- _TASK BRIEF_
Write out each line that follows exactly as it stands, without the pictures.

- _A run of records_
++++++++++

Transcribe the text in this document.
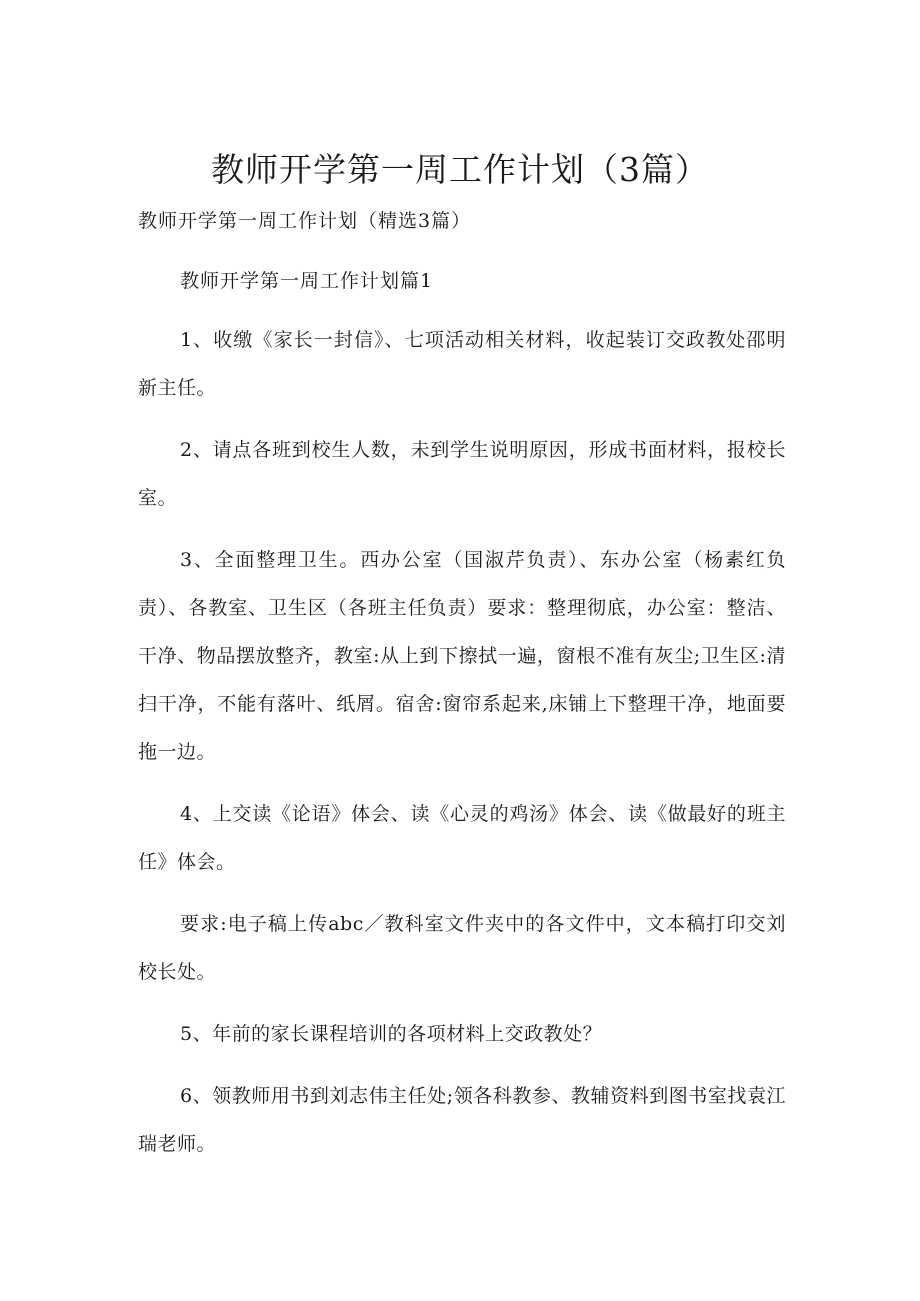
教师开学第一周工作计划（3篇）

教师开学第一周工作计划（精选3篇）

教师开学第一周工作计划篇1

1、收缴《家长一封信》、七项活动相关材料，收起装订交政教处邵明新主任。

2、请点各班到校生人数，未到学生说明原因，形成书面材料，报校长室。

3、全面整理卫生。西办公室（国淑芹负责）、东办公室（杨素红负责）、各教室、卫生区（各班主任负责）要求：整理彻底，办公室：整洁、干净、物品摆放整齐，教室:从上到下擦拭一遍，窗根不准有灰尘;卫生区:清扫干净，不能有落叶、纸屑。宿舍:窗帘系起来,床铺上下整理干净，地面要拖一边。

4、上交读《论语》体会、读《心灵的鸡汤》体会、读《做最好的班主任》体会。

要求:电子稿上传abc／教科室文件夹中的各文件中，文本稿打印交刘校长处。

5、年前的家长课程培训的各项材料上交政教处？

6、领教师用书到刘志伟主任处;领各科教参、教辅资料到图书室找袁江瑞老师。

++++++++++

- _THE ANSWER_
Transcribe the text in this document.
教师开学第一周工作计划（3篇）

教师开学第一周工作计划（精选3篇）

教师开学第一周工作计划篇1

1、收缴《家长一封信》、七项活动相关材料，收起装订交政教处邵明新主任。

2、请点各班到校生人数，未到学生说明原因，形成书面材料，报校长室。

3、全面整理卫生。西办公室（国淑芹负责）、东办公室（杨素红负责）、各教室、卫生区（各班主任负责）要求：整理彻底，办公室：整洁、干净、物品摆放整齐，教室:从上到下擦拭一遍，窗根不准有灰尘;卫生区:清扫干净，不能有落叶、纸屑。宿舍:窗帘系起来,床铺上下整理干净，地面要拖一边。

4、上交读《论语》体会、读《心灵的鸡汤》体会、读《做最好的班主任》体会。

要求:电子稿上传abc／教科室文件夹中的各文件中，文本稿打印交刘校长处。

5、年前的家长课程培训的各项材料上交政教处？

6、领教师用书到刘志伟主任处;领各科教参、教辅资料到图书室找袁江瑞老师。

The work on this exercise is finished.